WHAT NEEDS TO BE DONE: Scan the lines below for the string "Publish" and copy every one that has it.

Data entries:
== == ==

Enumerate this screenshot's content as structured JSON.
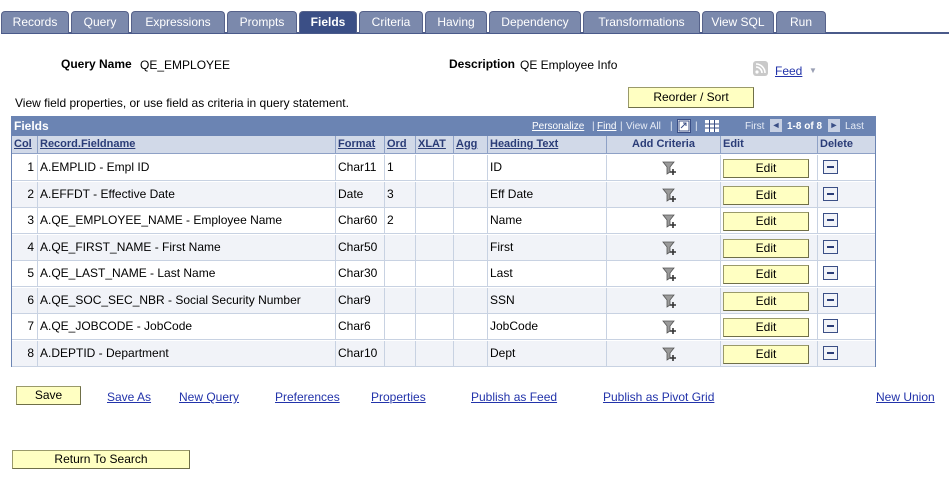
{
  "tabs": [
    {
      "label": "Records",
      "active": false
    },
    {
      "label": "Query",
      "active": false
    },
    {
      "label": "Expressions",
      "active": false
    },
    {
      "label": "Prompts",
      "active": false
    },
    {
      "label": "Fields",
      "active": true
    },
    {
      "label": "Criteria",
      "active": false
    },
    {
      "label": "Having",
      "active": false
    },
    {
      "label": "Dependency",
      "active": false
    },
    {
      "label": "Transformations",
      "active": false
    },
    {
      "label": "View SQL",
      "active": false
    },
    {
      "label": "Run",
      "active": false
    }
  ],
  "header": {
    "query_name_label": "Query Name",
    "query_name_value": "QE_EMPLOYEE",
    "description_label": "Description",
    "description_value": "QE Employee Info",
    "feed_label": "Feed",
    "feed_arrow": "▼"
  },
  "instructions": "View field properties, or use field as criteria in query statement.",
  "reorder_button": "Reorder / Sort",
  "grid": {
    "title": "Fields",
    "personalize": "Personalize",
    "find": "Find",
    "view_all": "View All",
    "sep": "|",
    "first": "First",
    "range": "1-8 of 8",
    "last": "Last",
    "prev_arrow": "◄",
    "next_arrow": "►",
    "columns": {
      "col": "Col",
      "record_fieldname": "Record.Fieldname",
      "format": "Format",
      "ord": "Ord",
      "xlat": "XLAT",
      "agg": "Agg",
      "heading_text": "Heading Text",
      "add_criteria": "Add Criteria",
      "edit": "Edit",
      "delete": "Delete"
    },
    "edit_label": "Edit",
    "rows": [
      {
        "col": "1",
        "field": "A.EMPLID - Empl ID",
        "format": "Char11",
        "ord": "1",
        "xlat": "",
        "agg": "",
        "heading": "ID"
      },
      {
        "col": "2",
        "field": "A.EFFDT - Effective Date",
        "format": "Date",
        "ord": "3",
        "xlat": "",
        "agg": "",
        "heading": "Eff Date"
      },
      {
        "col": "3",
        "field": "A.QE_EMPLOYEE_NAME - Employee Name",
        "format": "Char60",
        "ord": "2",
        "xlat": "",
        "agg": "",
        "heading": "Name"
      },
      {
        "col": "4",
        "field": "A.QE_FIRST_NAME - First Name",
        "format": "Char50",
        "ord": "",
        "xlat": "",
        "agg": "",
        "heading": "First"
      },
      {
        "col": "5",
        "field": "A.QE_LAST_NAME - Last Name",
        "format": "Char30",
        "ord": "",
        "xlat": "",
        "agg": "",
        "heading": "Last"
      },
      {
        "col": "6",
        "field": "A.QE_SOC_SEC_NBR - Social Security Number",
        "format": "Char9",
        "ord": "",
        "xlat": "",
        "agg": "",
        "heading": "SSN"
      },
      {
        "col": "7",
        "field": "A.QE_JOBCODE - JobCode",
        "format": "Char6",
        "ord": "",
        "xlat": "",
        "agg": "",
        "heading": "JobCode"
      },
      {
        "col": "8",
        "field": "A.DEPTID - Department",
        "format": "Char10",
        "ord": "",
        "xlat": "",
        "agg": "",
        "heading": "Dept"
      }
    ]
  },
  "footer": {
    "save": "Save",
    "save_as": "Save As",
    "new_query": "New Query",
    "preferences": "Preferences",
    "properties": "Properties",
    "publish_as_feed": "Publish as Feed",
    "publish_as_pivot_grid": "Publish as Pivot Grid",
    "new_union": "New Union",
    "return_to_search": "Return To Search"
  },
  "colors": {
    "tab": "#7b89ac",
    "tab_active": "#3b4f86",
    "grid_header": "#6b84b3",
    "button": "#ffffc2",
    "link": "#2233aa"
  }
}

== == ==

SOLUTION TO THE PROBLEM:
    "publish_as_feed": "Publish as Feed",
    "publish_as_pivot_grid": "Publish as Pivot Grid",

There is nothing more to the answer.